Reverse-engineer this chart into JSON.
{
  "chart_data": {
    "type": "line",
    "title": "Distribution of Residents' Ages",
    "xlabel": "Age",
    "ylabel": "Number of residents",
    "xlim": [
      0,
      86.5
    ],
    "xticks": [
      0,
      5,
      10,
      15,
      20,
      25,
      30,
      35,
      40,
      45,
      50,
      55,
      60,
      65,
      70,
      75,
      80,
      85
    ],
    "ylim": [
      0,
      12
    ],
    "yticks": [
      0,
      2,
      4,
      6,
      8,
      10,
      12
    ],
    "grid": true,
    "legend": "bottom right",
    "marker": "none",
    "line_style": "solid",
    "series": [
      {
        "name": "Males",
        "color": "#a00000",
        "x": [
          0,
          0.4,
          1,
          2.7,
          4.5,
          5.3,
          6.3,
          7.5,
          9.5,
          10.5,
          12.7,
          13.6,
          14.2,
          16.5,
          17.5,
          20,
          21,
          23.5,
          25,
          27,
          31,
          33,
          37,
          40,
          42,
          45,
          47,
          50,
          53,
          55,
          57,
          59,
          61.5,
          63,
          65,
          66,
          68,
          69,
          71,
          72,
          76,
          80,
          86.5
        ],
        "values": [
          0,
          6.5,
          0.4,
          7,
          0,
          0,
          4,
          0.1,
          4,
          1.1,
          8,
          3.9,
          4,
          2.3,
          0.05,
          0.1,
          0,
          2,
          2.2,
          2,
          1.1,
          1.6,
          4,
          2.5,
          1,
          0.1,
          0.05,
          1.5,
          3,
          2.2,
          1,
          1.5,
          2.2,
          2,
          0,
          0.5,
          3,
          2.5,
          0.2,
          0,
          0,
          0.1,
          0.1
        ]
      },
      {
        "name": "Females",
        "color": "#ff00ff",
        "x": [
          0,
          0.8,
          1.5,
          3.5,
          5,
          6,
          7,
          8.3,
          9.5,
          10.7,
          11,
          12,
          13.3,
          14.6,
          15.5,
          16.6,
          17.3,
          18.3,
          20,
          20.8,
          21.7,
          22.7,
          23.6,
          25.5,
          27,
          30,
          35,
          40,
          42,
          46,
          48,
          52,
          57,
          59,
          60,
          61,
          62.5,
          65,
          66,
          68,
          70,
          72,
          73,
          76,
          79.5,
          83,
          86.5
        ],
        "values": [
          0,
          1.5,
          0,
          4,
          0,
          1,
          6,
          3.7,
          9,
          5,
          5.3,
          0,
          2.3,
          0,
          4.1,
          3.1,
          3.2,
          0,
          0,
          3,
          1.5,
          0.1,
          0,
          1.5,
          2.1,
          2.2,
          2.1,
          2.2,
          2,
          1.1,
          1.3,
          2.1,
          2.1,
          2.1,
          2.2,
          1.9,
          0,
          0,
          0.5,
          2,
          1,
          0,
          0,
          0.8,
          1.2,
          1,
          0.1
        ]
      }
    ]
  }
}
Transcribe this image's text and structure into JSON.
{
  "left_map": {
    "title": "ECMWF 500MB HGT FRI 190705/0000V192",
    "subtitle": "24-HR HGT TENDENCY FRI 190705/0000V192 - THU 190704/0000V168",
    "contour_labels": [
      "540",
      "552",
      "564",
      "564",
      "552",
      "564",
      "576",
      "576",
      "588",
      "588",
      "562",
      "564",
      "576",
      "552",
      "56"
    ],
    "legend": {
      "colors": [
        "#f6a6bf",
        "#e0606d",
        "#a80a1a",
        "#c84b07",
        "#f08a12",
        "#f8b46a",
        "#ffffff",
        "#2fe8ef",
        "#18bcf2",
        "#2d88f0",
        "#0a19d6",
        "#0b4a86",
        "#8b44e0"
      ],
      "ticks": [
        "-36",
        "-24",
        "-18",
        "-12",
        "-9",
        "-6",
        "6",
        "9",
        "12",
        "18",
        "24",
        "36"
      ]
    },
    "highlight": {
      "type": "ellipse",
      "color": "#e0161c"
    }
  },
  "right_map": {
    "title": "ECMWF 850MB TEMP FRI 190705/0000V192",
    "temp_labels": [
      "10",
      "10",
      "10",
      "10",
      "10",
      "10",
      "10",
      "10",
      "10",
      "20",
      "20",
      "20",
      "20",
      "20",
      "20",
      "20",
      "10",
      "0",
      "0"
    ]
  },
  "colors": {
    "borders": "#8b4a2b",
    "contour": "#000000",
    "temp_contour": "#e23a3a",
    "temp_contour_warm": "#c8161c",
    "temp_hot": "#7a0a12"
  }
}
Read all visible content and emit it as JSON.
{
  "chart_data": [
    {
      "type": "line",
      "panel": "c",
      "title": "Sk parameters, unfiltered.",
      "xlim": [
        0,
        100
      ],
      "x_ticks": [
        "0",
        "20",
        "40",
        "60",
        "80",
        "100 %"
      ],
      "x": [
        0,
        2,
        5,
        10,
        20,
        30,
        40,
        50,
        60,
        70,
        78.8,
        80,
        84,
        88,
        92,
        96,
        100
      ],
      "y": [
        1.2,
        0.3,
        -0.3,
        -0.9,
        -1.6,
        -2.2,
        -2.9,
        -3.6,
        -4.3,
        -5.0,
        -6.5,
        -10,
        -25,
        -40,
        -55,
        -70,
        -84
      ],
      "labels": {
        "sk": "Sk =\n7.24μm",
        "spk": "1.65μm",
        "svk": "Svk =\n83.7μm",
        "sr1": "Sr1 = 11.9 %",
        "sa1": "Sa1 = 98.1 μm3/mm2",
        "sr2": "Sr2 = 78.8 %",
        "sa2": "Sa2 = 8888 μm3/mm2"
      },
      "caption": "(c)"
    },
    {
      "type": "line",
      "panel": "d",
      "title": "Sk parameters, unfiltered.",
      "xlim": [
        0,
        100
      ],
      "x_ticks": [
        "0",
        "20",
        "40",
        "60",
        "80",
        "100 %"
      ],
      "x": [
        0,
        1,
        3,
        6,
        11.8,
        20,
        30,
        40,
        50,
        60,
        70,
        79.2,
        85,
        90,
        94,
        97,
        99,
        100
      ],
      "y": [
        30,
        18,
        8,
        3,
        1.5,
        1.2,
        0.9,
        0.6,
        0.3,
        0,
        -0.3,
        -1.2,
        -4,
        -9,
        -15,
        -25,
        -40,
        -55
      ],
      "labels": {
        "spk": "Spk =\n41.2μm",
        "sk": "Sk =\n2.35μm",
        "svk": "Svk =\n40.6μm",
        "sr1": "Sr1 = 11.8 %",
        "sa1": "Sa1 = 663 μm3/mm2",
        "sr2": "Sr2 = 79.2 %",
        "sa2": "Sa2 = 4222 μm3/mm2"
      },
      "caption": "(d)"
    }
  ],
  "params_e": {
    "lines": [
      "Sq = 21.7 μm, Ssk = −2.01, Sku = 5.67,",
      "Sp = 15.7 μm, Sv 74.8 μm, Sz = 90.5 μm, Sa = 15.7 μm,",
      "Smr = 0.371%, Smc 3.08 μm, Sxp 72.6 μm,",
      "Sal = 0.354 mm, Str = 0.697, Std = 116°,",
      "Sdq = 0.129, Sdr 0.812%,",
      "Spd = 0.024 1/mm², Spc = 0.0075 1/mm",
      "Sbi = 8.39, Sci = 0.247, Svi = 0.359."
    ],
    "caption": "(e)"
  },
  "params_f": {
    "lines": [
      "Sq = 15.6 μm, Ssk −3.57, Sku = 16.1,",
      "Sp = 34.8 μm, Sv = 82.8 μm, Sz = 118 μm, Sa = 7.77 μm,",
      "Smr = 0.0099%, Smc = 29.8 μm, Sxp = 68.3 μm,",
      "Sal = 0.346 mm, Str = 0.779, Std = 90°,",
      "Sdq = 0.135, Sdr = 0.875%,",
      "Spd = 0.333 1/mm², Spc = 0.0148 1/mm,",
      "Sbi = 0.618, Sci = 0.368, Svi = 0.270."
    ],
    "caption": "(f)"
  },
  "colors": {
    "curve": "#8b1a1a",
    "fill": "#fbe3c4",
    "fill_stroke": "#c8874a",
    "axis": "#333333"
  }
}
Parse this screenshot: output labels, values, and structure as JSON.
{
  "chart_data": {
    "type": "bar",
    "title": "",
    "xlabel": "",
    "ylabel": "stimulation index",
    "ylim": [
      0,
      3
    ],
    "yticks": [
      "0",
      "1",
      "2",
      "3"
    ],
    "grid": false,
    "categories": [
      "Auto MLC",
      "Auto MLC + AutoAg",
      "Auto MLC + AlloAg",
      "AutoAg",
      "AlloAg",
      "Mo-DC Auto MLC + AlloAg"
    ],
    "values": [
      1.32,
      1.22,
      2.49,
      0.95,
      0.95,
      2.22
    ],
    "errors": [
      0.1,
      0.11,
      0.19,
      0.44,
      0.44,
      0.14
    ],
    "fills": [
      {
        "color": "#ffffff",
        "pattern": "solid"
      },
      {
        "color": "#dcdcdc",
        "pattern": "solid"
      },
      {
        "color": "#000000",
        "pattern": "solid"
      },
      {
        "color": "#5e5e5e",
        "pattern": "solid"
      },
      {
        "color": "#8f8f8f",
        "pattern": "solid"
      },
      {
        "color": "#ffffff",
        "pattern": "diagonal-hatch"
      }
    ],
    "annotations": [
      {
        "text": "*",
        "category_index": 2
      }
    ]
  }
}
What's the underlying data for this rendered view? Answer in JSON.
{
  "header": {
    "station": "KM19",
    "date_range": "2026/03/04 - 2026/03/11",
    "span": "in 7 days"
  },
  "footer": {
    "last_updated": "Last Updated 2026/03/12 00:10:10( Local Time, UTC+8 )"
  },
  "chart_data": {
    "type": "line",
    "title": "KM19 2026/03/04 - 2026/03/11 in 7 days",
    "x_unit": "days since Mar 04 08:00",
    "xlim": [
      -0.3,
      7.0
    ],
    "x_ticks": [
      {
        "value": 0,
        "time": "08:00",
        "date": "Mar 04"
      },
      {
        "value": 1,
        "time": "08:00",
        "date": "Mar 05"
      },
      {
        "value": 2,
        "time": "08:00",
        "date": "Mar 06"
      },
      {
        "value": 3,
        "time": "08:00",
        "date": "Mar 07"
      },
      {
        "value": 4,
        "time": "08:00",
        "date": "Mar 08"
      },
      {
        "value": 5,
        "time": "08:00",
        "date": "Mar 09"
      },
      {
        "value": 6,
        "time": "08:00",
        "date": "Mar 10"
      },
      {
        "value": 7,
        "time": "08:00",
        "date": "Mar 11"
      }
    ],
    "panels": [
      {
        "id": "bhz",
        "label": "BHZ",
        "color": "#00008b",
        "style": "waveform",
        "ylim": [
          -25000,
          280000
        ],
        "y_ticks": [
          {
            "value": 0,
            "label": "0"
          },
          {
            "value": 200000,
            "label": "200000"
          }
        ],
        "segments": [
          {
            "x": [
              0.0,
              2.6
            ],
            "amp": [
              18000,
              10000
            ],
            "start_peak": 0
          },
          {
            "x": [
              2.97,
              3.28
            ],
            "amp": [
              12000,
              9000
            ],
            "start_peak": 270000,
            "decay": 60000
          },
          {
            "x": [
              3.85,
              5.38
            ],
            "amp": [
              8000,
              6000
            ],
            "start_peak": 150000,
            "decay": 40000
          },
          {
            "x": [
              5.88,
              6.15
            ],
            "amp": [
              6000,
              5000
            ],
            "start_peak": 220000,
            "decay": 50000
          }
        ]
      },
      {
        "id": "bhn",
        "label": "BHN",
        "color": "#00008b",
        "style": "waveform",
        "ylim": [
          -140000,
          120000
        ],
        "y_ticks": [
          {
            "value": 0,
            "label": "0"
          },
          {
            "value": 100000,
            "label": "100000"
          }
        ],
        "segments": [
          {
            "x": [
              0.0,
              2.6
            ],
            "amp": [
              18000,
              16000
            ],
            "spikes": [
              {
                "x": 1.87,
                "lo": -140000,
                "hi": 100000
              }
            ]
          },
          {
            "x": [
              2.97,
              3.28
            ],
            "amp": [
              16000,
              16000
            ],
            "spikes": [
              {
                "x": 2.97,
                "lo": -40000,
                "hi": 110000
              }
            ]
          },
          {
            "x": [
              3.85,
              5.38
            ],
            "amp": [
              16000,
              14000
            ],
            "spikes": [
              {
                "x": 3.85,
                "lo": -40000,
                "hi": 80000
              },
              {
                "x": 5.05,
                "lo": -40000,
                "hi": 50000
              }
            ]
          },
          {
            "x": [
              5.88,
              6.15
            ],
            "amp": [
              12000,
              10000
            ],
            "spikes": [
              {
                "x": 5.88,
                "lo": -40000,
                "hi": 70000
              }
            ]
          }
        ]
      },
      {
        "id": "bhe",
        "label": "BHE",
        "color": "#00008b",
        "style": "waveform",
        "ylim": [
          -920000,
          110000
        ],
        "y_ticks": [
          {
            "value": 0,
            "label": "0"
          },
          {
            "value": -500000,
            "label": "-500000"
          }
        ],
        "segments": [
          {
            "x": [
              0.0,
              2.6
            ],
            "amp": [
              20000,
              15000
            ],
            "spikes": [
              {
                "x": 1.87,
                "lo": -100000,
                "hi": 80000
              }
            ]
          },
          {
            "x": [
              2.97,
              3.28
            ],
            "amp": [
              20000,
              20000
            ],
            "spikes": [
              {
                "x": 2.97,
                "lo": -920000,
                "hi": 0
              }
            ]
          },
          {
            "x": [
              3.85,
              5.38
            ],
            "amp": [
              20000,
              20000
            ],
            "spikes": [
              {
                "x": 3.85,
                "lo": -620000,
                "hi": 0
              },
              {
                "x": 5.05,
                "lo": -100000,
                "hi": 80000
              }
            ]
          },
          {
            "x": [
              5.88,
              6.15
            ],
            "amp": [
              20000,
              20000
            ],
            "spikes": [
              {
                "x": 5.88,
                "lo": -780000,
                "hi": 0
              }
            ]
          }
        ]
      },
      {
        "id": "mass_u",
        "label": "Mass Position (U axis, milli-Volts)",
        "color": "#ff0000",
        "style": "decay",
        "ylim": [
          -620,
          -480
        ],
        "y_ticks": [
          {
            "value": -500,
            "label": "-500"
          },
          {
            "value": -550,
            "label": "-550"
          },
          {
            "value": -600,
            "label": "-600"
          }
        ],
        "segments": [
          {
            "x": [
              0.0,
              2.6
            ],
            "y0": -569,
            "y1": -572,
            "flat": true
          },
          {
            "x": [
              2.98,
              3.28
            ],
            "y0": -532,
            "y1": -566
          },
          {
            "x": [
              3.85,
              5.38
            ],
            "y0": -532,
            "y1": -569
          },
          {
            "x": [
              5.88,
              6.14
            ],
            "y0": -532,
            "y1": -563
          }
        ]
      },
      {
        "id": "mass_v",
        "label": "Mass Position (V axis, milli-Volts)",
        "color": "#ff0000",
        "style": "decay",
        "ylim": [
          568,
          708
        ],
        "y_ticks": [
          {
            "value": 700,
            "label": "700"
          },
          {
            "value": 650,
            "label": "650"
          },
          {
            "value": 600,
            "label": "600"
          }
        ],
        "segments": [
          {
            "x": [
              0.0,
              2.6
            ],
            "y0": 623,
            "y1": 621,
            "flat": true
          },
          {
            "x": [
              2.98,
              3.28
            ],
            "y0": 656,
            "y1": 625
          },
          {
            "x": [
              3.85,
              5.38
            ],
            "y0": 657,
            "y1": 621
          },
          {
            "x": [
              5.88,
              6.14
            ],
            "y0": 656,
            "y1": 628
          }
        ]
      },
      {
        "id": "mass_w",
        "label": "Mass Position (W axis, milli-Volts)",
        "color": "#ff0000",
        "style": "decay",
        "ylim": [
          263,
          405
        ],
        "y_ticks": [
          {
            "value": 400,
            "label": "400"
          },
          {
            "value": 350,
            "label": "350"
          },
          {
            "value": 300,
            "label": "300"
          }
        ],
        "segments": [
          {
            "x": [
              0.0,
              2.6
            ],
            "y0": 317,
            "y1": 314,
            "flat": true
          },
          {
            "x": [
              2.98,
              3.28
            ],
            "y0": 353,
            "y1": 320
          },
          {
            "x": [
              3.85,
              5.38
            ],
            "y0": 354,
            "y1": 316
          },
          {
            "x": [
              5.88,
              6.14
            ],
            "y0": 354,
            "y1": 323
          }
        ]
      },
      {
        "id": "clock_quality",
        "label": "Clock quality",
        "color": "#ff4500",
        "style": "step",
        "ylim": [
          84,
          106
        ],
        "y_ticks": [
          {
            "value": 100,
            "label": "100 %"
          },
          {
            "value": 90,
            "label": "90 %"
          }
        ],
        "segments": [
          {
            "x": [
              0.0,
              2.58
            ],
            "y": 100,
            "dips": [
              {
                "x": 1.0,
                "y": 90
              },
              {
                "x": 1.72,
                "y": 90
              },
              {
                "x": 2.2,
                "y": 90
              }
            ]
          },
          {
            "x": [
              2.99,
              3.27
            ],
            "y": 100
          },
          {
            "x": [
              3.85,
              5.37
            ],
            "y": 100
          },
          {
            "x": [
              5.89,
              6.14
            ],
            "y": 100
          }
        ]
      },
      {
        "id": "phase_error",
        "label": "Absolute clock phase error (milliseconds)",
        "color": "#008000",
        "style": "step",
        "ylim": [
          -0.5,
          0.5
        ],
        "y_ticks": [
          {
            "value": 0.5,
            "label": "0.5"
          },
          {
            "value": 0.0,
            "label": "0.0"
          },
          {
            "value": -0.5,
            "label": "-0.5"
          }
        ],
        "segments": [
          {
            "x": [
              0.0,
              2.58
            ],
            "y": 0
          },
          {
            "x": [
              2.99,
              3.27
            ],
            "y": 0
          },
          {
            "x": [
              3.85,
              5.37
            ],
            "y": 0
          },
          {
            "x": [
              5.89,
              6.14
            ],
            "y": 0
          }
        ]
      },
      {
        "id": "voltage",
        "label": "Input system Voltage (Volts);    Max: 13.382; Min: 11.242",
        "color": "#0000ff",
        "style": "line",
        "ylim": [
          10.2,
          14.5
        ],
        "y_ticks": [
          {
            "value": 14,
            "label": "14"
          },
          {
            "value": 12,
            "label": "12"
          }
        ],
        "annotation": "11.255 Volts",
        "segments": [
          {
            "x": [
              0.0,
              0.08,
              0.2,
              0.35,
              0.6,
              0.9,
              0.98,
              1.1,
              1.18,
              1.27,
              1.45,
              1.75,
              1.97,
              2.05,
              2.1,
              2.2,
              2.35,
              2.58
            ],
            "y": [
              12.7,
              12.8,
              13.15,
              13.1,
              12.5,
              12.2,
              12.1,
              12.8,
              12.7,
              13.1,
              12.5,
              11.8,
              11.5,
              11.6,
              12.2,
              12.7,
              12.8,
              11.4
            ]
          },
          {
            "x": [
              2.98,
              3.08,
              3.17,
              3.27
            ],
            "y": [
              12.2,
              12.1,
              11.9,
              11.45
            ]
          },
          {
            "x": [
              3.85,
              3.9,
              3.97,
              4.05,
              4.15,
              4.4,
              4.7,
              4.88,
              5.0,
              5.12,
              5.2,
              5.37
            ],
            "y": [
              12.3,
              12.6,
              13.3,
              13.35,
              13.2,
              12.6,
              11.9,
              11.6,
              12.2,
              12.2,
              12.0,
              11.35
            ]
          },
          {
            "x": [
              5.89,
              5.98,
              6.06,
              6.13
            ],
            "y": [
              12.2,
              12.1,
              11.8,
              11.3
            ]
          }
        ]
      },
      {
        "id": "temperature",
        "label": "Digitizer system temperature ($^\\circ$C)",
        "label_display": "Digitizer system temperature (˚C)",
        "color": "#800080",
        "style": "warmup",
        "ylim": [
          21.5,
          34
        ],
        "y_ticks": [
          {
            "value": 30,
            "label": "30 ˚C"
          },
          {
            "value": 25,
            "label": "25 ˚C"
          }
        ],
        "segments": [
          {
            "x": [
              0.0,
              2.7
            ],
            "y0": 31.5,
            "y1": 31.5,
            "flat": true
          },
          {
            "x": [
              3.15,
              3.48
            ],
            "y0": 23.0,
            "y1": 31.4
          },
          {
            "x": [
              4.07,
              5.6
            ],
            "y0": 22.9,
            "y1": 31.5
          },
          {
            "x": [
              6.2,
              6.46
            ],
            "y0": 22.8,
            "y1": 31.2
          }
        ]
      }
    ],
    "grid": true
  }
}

Problem details =>
Count how many lines include the string "temperature". Nothing but the number is needed.

Answer to this problem =>
3